- _Request_
Locate the word "Concepción" in the data below, then copy every line that holds it.

-- start of Records to process --

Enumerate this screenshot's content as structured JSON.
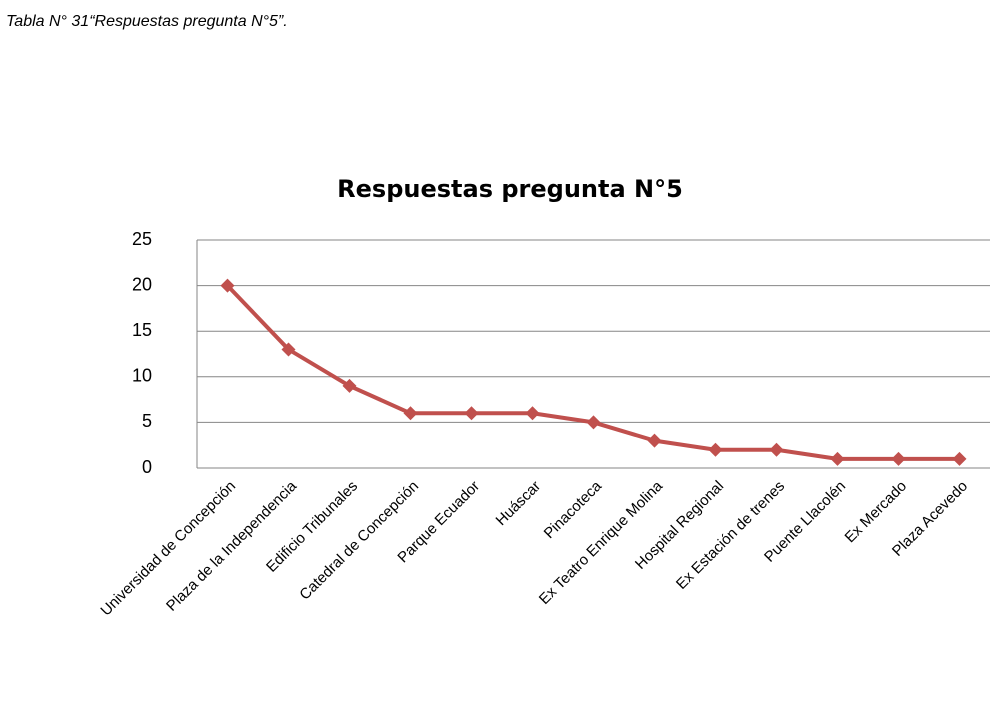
{
  "caption": "Tabla N° 31“Respuestas pregunta N°5”.",
  "chart_data": {
    "type": "line",
    "title": "Respuestas pregunta N°5",
    "categories": [
      "Universidad de Concepción",
      "Plaza de la Independencia",
      "Edificio Tribunales",
      "Catedral de Concepción",
      "Parque Ecuador",
      "Huáscar",
      "Pinacoteca",
      "Ex Teatro Enrique Molina",
      "Hospital Regional",
      "Ex Estación de trenes",
      "Puente Llacolén",
      "Ex Mercado",
      "Plaza Acevedo"
    ],
    "values": [
      20,
      13,
      9,
      6,
      6,
      6,
      5,
      3,
      2,
      2,
      1,
      1,
      1
    ],
    "color": "#c0504d",
    "ylim": [
      0,
      25
    ],
    "yticks": [
      0,
      5,
      10,
      15,
      20,
      25
    ],
    "grid": true
  }
}
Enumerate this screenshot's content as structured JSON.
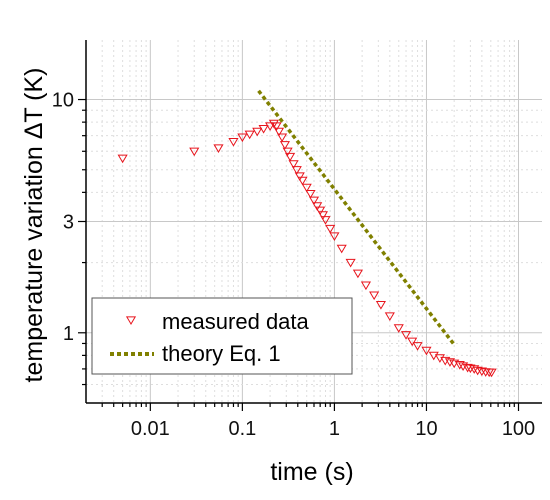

-- end of Records to process --

- _Correct answer_
      "Universidad de Concepción",
      "Catedral de Concepción",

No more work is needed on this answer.